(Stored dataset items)
-------

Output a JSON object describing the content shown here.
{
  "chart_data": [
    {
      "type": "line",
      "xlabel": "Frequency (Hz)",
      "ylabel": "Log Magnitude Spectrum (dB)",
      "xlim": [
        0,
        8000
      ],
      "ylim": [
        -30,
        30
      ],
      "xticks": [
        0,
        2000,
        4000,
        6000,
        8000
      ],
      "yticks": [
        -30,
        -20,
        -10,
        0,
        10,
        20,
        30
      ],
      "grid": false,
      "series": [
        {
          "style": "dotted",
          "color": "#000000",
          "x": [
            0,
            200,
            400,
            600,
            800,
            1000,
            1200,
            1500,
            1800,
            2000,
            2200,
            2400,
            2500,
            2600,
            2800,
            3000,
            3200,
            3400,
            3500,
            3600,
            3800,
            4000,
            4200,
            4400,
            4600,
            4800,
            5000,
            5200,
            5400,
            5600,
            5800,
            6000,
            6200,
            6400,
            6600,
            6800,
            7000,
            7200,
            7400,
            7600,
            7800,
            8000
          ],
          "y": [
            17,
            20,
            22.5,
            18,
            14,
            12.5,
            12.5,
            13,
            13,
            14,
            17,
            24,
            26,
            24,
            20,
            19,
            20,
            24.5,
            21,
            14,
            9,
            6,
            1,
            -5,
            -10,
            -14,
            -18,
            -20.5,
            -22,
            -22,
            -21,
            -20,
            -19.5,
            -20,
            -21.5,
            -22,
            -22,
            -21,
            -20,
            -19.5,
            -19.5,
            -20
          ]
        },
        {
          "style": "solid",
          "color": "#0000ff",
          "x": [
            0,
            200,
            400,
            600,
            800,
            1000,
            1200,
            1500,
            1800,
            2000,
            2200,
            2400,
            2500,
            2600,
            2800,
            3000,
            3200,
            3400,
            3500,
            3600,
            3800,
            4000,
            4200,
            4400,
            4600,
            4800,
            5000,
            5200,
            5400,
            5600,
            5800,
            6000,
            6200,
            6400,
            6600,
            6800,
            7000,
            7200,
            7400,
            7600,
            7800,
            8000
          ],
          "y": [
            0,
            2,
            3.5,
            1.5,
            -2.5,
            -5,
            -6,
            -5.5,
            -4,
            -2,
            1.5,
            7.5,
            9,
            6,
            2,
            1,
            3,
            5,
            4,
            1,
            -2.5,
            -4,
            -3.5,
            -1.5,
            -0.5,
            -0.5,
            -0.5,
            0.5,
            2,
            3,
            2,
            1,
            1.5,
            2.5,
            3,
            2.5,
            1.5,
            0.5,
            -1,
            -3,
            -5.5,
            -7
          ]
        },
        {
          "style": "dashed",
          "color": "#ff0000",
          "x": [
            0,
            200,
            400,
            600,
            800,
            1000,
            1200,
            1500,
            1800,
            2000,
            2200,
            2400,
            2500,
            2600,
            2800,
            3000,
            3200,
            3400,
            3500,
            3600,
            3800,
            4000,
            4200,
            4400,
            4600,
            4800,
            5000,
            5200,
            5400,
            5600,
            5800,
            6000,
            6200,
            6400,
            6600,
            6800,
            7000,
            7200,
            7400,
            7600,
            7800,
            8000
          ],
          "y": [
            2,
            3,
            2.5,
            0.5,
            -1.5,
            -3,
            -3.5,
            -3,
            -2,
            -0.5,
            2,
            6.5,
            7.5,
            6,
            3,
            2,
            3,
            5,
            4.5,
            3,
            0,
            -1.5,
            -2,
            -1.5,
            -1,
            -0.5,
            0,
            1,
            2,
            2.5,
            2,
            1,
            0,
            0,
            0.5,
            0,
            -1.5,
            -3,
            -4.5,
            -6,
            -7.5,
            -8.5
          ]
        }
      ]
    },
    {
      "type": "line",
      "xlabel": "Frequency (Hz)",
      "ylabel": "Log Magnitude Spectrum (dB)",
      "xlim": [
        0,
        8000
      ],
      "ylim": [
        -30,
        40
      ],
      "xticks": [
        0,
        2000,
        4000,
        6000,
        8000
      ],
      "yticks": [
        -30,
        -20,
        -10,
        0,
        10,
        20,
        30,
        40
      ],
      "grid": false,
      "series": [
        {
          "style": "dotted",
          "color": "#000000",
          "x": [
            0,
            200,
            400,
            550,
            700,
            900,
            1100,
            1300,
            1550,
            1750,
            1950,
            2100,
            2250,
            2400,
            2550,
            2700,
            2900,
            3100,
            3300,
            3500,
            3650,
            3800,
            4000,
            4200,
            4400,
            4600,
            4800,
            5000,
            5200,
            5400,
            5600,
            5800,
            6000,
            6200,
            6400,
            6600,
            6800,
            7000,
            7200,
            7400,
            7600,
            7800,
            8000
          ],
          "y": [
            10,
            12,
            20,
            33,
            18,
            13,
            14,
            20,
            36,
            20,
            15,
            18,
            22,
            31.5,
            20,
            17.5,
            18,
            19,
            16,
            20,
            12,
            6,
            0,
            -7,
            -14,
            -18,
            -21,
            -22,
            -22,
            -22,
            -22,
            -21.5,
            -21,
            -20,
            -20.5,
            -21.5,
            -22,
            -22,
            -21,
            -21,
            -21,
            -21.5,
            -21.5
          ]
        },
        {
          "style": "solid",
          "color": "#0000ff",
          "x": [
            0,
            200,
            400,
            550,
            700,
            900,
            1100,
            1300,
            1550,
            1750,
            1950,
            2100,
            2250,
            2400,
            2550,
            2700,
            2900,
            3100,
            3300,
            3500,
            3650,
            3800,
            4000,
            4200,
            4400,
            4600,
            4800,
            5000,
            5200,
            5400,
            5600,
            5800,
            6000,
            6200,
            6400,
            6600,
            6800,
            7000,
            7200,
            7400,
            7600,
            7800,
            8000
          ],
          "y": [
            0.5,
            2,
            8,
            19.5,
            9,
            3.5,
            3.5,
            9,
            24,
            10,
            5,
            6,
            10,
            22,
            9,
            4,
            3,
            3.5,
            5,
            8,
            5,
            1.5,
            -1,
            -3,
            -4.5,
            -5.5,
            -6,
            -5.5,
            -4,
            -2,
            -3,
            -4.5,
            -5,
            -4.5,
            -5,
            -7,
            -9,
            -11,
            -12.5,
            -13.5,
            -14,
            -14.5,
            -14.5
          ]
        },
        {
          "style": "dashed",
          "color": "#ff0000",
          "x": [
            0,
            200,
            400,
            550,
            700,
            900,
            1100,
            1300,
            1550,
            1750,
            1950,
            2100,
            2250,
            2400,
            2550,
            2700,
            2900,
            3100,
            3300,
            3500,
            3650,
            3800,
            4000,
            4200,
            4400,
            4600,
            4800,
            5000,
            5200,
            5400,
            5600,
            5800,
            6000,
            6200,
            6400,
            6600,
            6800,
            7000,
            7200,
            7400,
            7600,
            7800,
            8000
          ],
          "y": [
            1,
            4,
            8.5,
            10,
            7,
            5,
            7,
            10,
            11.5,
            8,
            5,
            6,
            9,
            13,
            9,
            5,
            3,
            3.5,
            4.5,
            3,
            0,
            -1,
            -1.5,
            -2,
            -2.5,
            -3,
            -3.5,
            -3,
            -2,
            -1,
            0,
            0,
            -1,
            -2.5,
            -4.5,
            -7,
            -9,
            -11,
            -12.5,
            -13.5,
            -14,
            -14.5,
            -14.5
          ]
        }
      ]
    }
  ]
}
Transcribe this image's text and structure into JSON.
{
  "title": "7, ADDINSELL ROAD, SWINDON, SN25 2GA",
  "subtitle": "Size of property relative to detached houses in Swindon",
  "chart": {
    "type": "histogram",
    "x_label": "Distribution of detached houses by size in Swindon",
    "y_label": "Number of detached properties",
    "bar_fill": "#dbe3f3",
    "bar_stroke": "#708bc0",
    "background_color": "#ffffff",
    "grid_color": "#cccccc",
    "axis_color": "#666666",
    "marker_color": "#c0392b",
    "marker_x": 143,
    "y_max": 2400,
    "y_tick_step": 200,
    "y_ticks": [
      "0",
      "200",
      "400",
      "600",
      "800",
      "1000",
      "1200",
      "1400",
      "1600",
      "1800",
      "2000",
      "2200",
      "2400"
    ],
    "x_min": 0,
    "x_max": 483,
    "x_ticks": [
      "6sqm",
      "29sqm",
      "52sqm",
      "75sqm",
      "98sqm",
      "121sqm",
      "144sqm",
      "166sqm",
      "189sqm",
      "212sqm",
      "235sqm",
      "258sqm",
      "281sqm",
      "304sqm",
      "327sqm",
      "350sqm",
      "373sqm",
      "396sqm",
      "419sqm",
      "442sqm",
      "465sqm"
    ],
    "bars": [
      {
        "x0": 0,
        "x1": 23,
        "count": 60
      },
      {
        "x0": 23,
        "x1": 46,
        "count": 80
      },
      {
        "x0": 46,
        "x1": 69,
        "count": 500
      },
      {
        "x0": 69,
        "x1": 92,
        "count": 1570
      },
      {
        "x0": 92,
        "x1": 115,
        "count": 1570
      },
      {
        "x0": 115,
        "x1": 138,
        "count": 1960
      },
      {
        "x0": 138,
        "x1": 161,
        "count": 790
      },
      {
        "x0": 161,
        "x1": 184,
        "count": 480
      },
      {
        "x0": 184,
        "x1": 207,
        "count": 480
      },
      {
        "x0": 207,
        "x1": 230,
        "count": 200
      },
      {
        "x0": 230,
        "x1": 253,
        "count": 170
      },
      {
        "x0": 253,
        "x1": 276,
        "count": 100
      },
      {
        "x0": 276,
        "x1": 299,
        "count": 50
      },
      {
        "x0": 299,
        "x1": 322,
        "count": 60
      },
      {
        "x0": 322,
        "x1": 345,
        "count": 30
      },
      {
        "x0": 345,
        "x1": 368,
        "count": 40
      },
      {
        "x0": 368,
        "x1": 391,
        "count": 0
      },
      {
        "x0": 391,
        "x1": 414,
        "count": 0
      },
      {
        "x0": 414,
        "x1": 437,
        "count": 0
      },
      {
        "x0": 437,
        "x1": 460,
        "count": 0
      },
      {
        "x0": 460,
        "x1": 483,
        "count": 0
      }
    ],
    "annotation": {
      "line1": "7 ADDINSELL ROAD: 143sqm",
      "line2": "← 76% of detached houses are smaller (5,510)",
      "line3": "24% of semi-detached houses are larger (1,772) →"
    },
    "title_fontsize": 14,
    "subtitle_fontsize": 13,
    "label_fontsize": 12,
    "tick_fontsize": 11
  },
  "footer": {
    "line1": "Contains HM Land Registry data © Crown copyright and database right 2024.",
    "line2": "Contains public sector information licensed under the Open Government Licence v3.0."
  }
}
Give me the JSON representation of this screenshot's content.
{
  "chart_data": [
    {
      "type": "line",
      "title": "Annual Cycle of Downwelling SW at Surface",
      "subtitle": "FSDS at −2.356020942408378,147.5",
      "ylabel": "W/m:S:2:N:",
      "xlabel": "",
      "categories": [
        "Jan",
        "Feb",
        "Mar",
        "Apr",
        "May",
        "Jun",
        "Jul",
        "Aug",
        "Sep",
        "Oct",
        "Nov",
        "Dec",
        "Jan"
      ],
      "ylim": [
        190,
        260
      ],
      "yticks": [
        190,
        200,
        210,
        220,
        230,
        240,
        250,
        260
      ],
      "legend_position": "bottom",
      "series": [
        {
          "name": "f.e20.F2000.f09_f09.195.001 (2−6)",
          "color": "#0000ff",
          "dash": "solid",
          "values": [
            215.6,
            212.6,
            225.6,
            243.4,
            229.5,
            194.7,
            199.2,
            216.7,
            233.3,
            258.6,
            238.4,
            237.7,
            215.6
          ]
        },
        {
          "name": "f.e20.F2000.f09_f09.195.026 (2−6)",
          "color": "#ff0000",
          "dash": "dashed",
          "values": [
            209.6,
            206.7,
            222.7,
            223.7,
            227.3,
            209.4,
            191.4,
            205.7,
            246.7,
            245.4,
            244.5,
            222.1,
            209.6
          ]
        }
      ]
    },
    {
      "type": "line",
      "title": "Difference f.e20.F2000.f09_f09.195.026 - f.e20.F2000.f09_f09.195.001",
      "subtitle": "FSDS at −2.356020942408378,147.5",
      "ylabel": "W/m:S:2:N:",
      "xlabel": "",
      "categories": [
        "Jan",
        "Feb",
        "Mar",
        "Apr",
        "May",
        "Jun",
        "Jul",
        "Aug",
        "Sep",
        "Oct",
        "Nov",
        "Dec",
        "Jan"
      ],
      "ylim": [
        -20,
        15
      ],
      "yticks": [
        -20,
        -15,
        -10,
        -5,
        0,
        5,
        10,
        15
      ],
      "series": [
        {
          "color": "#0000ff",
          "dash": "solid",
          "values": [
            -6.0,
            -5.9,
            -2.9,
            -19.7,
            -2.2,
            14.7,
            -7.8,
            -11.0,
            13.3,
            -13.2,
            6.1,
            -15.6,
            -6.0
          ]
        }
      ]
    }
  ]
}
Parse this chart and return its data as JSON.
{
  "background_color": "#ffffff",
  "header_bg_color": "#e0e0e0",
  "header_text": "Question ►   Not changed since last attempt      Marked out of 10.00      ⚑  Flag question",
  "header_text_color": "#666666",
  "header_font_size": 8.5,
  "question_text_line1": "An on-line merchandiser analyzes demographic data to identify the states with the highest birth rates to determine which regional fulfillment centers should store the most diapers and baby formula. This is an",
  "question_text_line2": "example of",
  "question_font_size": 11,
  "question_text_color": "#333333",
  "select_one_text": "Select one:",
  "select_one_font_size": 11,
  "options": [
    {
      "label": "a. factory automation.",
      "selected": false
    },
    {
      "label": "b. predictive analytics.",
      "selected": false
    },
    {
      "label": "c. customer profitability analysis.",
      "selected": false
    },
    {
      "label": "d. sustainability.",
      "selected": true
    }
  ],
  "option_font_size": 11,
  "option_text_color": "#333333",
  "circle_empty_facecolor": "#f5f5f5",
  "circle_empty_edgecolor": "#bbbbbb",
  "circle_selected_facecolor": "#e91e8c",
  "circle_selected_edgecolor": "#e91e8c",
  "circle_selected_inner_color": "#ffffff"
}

-------

Copy all lines of the material above where the string "ffffff" occurs.

    "background_color": "#ffffff",
  "background_color": "#ffffff",
  "circle_selected_inner_color": "#ffffff"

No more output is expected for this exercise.